--- Begin The data ---

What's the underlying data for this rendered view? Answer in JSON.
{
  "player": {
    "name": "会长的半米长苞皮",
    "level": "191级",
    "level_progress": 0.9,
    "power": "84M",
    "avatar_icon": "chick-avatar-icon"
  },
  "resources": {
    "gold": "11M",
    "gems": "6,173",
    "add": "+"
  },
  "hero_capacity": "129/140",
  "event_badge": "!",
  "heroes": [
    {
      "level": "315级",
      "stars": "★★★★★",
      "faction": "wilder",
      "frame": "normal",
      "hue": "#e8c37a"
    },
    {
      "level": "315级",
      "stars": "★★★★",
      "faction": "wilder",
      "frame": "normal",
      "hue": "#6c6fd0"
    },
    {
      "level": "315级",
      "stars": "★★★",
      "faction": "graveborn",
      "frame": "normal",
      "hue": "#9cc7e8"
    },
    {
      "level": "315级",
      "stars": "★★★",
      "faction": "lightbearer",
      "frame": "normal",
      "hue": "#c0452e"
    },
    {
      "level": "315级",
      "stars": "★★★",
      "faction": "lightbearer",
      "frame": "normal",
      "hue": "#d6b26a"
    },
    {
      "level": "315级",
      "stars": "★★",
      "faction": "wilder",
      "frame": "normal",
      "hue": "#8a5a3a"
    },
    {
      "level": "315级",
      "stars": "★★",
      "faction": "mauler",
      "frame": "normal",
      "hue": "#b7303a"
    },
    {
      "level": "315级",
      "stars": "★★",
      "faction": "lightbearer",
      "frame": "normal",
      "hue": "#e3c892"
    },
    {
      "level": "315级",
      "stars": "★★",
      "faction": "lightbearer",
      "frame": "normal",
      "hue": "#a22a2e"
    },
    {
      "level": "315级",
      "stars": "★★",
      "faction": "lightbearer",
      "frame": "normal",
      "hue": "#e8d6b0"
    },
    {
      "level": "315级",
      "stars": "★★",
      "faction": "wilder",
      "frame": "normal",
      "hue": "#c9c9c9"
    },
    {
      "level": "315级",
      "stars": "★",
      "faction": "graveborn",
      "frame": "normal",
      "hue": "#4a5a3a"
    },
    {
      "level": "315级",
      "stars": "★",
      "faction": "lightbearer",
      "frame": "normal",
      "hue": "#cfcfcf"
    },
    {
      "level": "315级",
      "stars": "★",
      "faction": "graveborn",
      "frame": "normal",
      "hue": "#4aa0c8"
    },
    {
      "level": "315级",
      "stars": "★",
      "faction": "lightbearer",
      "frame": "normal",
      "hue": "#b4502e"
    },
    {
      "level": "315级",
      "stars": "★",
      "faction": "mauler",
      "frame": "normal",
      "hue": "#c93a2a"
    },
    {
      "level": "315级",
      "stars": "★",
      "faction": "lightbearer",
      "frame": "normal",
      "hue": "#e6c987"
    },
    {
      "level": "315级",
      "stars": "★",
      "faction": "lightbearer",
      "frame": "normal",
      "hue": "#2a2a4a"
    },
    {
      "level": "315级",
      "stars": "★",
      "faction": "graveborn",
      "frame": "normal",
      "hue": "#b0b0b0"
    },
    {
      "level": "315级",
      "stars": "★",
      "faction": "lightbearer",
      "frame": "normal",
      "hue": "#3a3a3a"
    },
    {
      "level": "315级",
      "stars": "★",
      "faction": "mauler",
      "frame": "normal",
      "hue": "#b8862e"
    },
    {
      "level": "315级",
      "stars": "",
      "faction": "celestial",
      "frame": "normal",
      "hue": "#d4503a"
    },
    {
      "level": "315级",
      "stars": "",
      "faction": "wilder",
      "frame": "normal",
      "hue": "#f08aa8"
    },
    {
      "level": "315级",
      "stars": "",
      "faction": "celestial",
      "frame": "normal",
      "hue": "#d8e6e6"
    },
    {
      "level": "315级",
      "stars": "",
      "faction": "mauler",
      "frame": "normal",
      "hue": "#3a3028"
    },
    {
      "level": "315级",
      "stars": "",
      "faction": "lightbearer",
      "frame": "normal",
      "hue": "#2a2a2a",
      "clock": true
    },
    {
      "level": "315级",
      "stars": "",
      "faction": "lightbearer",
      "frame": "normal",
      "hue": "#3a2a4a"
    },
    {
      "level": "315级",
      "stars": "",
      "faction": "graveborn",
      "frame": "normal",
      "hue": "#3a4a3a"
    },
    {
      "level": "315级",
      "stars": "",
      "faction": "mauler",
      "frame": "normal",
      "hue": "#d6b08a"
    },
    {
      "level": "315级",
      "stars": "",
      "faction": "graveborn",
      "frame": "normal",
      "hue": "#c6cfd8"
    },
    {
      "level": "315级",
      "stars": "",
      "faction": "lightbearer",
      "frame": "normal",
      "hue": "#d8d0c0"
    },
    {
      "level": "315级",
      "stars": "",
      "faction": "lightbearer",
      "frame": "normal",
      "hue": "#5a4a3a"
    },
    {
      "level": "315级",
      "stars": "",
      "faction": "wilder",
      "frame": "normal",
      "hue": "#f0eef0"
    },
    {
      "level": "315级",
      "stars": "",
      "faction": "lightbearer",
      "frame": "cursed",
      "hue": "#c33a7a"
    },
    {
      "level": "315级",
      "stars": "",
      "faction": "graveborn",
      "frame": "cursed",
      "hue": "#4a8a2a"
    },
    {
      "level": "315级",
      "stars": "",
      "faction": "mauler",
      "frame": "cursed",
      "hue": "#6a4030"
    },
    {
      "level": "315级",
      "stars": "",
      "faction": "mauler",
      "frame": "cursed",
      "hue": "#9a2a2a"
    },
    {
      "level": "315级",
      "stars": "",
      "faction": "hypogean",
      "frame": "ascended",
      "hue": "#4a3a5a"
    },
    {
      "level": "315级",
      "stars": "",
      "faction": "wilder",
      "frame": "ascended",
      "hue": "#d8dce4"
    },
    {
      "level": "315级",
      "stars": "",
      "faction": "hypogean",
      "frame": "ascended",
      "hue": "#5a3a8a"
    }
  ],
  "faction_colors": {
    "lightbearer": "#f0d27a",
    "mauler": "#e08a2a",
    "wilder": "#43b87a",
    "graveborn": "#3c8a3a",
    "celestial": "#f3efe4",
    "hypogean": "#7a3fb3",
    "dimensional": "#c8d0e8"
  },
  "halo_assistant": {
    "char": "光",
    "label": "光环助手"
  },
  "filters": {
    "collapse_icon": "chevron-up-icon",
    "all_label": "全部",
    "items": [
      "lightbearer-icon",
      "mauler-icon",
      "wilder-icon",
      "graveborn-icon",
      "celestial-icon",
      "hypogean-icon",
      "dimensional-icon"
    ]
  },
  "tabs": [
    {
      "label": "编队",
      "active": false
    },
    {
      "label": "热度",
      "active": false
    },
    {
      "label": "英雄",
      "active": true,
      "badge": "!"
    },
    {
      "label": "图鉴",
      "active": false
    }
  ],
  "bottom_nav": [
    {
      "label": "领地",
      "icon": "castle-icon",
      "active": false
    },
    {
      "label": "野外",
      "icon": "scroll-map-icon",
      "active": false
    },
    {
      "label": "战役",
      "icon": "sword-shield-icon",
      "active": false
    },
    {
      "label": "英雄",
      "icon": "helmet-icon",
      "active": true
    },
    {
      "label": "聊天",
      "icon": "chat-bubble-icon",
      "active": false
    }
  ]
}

--- End The data ---

=== Objective ===
Exactly reproduce every line of the records.

=== The output ===
What's the underlying data for this rendered view? Answer in JSON.
{
  "player": {
    "name": "会长的半米长苞皮",
    "level": "191级",
    "level_progress": 0.9,
    "power": "84M",
    "avatar_icon": "chick-avatar-icon"
  },
  "resources": {
    "gold": "11M",
    "gems": "6,173",
    "add": "+"
  },
  "hero_capacity": "129/140",
  "event_badge": "!",
  "heroes": [
    {
      "level": "315级",
      "stars": "★★★★★",
      "faction": "wilder",
      "frame": "normal",
      "hue": "#e8c37a"
    },
    {
      "level": "315级",
      "stars": "★★★★",
      "faction": "wilder",
      "frame": "normal",
      "hue": "#6c6fd0"
    },
    {
      "level": "315级",
      "stars": "★★★",
      "faction": "graveborn",
      "frame": "normal",
      "hue": "#9cc7e8"
    },
    {
      "level": "315级",
      "stars": "★★★",
      "faction": "lightbearer",
      "frame": "normal",
      "hue": "#c0452e"
    },
    {
      "level": "315级",
      "stars": "★★★",
      "faction": "lightbearer",
      "frame": "normal",
      "hue": "#d6b26a"
    },
    {
      "level": "315级",
      "stars": "★★",
      "faction": "wilder",
      "frame": "normal",
      "hue": "#8a5a3a"
    },
    {
      "level": "315级",
      "stars": "★★",
      "faction": "mauler",
      "frame": "normal",
      "hue": "#b7303a"
    },
    {
      "level": "315级",
      "stars": "★★",
      "faction": "lightbearer",
      "frame": "normal",
      "hue": "#e3c892"
    },
    {
      "level": "315级",
      "stars": "★★",
      "faction": "lightbearer",
      "frame": "normal",
      "hue": "#a22a2e"
    },
    {
      "level": "315级",
      "stars": "★★",
      "faction": "lightbearer",
      "frame": "normal",
      "hue": "#e8d6b0"
    },
    {
      "level": "315级",
      "stars": "★★",
      "faction": "wilder",
      "frame": "normal",
      "hue": "#c9c9c9"
    },
    {
      "level": "315级",
      "stars": "★",
      "faction": "graveborn",
      "frame": "normal",
      "hue": "#4a5a3a"
    },
    {
      "level": "315级",
      "stars": "★",
      "faction": "lightbearer",
      "frame": "normal",
      "hue": "#cfcfcf"
    },
    {
      "level": "315级",
      "stars": "★",
      "faction": "graveborn",
      "frame": "normal",
      "hue": "#4aa0c8"
    },
    {
      "level": "315级",
      "stars": "★",
      "faction": "lightbearer",
      "frame": "normal",
      "hue": "#b4502e"
    },
    {
      "level": "315级",
      "stars": "★",
      "faction": "mauler",
      "frame": "normal",
      "hue": "#c93a2a"
    },
    {
      "level": "315级",
      "stars": "★",
      "faction": "lightbearer",
      "frame": "normal",
      "hue": "#e6c987"
    },
    {
      "level": "315级",
      "stars": "★",
      "faction": "lightbearer",
      "frame": "normal",
      "hue": "#2a2a4a"
    },
    {
      "level": "315级",
      "stars": "★",
      "faction": "graveborn",
      "frame": "normal",
      "hue": "#b0b0b0"
    },
    {
      "level": "315级",
      "stars": "★",
      "faction": "lightbearer",
      "frame": "normal",
      "hue": "#3a3a3a"
    },
    {
      "level": "315级",
      "stars": "★",
      "faction": "mauler",
      "frame": "normal",
      "hue": "#b8862e"
    },
    {
      "level": "315级",
      "stars": "",
      "faction": "celestial",
      "frame": "normal",
      "hue": "#d4503a"
    },
    {
      "level": "315级",
      "stars": "",
      "faction": "wilder",
      "frame": "normal",
      "hue": "#f08aa8"
    },
    {
      "level": "315级",
      "stars": "",
      "faction": "celestial",
      "frame": "normal",
      "hue": "#d8e6e6"
    },
    {
      "level": "315级",
      "stars": "",
      "faction": "mauler",
      "frame": "normal",
      "hue": "#3a3028"
    },
    {
      "level": "315级",
      "stars": "",
      "faction": "lightbearer",
      "frame": "normal",
      "hue": "#2a2a2a",
      "clock": true
    },
    {
      "level": "315级",
      "stars": "",
      "faction": "lightbearer",
      "frame": "normal",
      "hue": "#3a2a4a"
    },
    {
      "level": "315级",
      "stars": "",
      "faction": "graveborn",
      "frame": "normal",
      "hue": "#3a4a3a"
    },
    {
      "level": "315级",
      "stars": "",
      "faction": "mauler",
      "frame": "normal",
      "hue": "#d6b08a"
    },
    {
      "level": "315级",
      "stars": "",
      "faction": "graveborn",
      "frame": "normal",
      "hue": "#c6cfd8"
    },
    {
      "level": "315级",
      "stars": "",
      "faction": "lightbearer",
      "frame": "normal",
      "hue": "#d8d0c0"
    },
    {
      "level": "315级",
      "stars": "",
      "faction": "lightbearer",
      "frame": "normal",
      "hue": "#5a4a3a"
    },
    {
      "level": "315级",
      "stars": "",
      "faction": "wilder",
      "frame": "normal",
      "hue": "#f0eef0"
    },
    {
      "level": "315级",
      "stars": "",
      "faction": "lightbearer",
      "frame": "cursed",
      "hue": "#c33a7a"
    },
    {
      "level": "315级",
      "stars": "",
      "faction": "graveborn",
      "frame": "cursed",
      "hue": "#4a8a2a"
    },
    {
      "level": "315级",
      "stars": "",
      "faction": "mauler",
      "frame": "cursed",
      "hue": "#6a4030"
    },
    {
      "level": "315级",
      "stars": "",
      "faction": "mauler",
      "frame": "cursed",
      "hue": "#9a2a2a"
    },
    {
      "level": "315级",
      "stars": "",
      "faction": "hypogean",
      "frame": "ascended",
      "hue": "#4a3a5a"
    },
    {
      "level": "315级",
      "stars": "",
      "faction": "wilder",
      "frame": "ascended",
      "hue": "#d8dce4"
    },
    {
      "level": "315级",
      "stars": "",
      "faction": "hypogean",
      "frame": "ascended",
      "hue": "#5a3a8a"
    }
  ],
  "faction_colors": {
    "lightbearer": "#f0d27a",
    "mauler": "#e08a2a",
    "wilder": "#43b87a",
    "graveborn": "#3c8a3a",
    "celestial": "#f3efe4",
    "hypogean": "#7a3fb3",
    "dimensional": "#c8d0e8"
  },
  "halo_assistant": {
    "char": "光",
    "label": "光环助手"
  },
  "filters": {
    "collapse_icon": "chevron-up-icon",
    "all_label": "全部",
    "items": [
      "lightbearer-icon",
      "mauler-icon",
      "wilder-icon",
      "graveborn-icon",
      "celestial-icon",
      "hypogean-icon",
      "dimensional-icon"
    ]
  },
  "tabs": [
    {
      "label": "编队",
      "active": false
    },
    {
      "label": "热度",
      "active": false
    },
    {
      "label": "英雄",
      "active": true,
      "badge": "!"
    },
    {
      "label": "图鉴",
      "active": false
    }
  ],
  "bottom_nav": [
    {
      "label": "领地",
      "icon": "castle-icon",
      "active": false
    },
    {
      "label": "野外",
      "icon": "scroll-map-icon",
      "active": false
    },
    {
      "label": "战役",
      "icon": "sword-shield-icon",
      "active": false
    },
    {
      "label": "英雄",
      "icon": "helmet-icon",
      "active": true
    },
    {
      "label": "聊天",
      "icon": "chat-bubble-icon",
      "active": false
    }
  ]
}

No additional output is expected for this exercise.